## Extracted data:
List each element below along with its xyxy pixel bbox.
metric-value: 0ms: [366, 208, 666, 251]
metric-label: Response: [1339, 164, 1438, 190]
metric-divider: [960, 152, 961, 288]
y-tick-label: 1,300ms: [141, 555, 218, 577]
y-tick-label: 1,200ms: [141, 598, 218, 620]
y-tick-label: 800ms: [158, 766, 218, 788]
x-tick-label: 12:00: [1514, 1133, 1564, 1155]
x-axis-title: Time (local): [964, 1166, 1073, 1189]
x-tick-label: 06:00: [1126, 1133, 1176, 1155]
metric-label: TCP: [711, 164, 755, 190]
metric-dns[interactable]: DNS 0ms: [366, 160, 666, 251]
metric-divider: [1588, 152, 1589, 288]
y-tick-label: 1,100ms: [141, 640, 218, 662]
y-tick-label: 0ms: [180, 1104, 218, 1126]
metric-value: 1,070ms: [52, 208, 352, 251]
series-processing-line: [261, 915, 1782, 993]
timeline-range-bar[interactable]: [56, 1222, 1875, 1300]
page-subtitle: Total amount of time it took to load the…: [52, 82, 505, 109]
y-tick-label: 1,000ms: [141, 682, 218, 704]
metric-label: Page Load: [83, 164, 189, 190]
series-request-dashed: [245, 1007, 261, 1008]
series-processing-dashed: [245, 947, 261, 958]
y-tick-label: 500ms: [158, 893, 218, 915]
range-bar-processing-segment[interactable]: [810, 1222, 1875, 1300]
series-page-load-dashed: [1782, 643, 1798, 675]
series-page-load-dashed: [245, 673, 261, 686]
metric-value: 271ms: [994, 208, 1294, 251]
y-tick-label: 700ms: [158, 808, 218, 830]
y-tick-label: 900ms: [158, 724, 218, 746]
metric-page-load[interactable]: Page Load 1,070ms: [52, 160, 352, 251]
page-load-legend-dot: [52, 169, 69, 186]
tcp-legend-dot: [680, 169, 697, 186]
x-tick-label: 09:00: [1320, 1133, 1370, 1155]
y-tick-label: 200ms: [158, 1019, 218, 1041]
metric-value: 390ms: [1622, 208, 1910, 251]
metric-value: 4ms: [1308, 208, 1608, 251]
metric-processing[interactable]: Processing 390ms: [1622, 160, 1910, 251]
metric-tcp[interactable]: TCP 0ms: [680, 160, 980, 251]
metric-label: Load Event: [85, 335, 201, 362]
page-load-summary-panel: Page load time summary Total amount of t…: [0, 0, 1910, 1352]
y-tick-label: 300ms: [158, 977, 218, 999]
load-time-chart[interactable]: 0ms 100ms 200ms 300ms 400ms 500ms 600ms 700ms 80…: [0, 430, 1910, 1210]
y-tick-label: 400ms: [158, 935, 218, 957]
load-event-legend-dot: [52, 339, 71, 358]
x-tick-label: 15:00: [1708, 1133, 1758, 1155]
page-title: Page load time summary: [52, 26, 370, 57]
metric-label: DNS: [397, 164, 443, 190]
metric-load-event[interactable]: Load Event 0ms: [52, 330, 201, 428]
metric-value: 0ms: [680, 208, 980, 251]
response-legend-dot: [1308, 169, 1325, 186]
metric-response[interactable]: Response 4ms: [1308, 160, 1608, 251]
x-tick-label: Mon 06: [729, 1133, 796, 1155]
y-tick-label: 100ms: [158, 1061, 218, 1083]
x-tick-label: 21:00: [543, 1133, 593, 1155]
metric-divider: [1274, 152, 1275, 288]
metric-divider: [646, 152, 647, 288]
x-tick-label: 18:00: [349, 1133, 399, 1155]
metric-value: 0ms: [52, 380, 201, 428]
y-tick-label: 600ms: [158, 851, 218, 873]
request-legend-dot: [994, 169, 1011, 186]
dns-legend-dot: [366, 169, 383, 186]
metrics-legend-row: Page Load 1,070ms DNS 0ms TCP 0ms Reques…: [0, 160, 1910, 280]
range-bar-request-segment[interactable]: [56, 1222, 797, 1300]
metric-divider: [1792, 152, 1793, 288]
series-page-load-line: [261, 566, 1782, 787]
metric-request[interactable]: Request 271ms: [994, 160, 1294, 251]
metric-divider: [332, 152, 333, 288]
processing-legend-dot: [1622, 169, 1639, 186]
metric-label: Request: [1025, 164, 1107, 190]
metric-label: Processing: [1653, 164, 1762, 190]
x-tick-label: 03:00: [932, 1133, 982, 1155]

## Goal:
Can you copy the entries word for word, starting at the very first line and ending with the line that contains "metric-value: 1,070ms: [52, 208, 352, 251]", with both of those lines included?

## Response for this exercise:
List each element below along with its xyxy pixel bbox.
metric-value: 0ms: [366, 208, 666, 251]
metric-label: Response: [1339, 164, 1438, 190]
metric-divider: [960, 152, 961, 288]
y-tick-label: 1,300ms: [141, 555, 218, 577]
y-tick-label: 1,200ms: [141, 598, 218, 620]
y-tick-label: 800ms: [158, 766, 218, 788]
x-tick-label: 12:00: [1514, 1133, 1564, 1155]
x-axis-title: Time (local): [964, 1166, 1073, 1189]
x-tick-label: 06:00: [1126, 1133, 1176, 1155]
metric-label: TCP: [711, 164, 755, 190]
metric-dns[interactable]: DNS 0ms: [366, 160, 666, 251]
metric-divider: [1588, 152, 1589, 288]
y-tick-label: 1,100ms: [141, 640, 218, 662]
y-tick-label: 0ms: [180, 1104, 218, 1126]
metric-value: 1,070ms: [52, 208, 352, 251]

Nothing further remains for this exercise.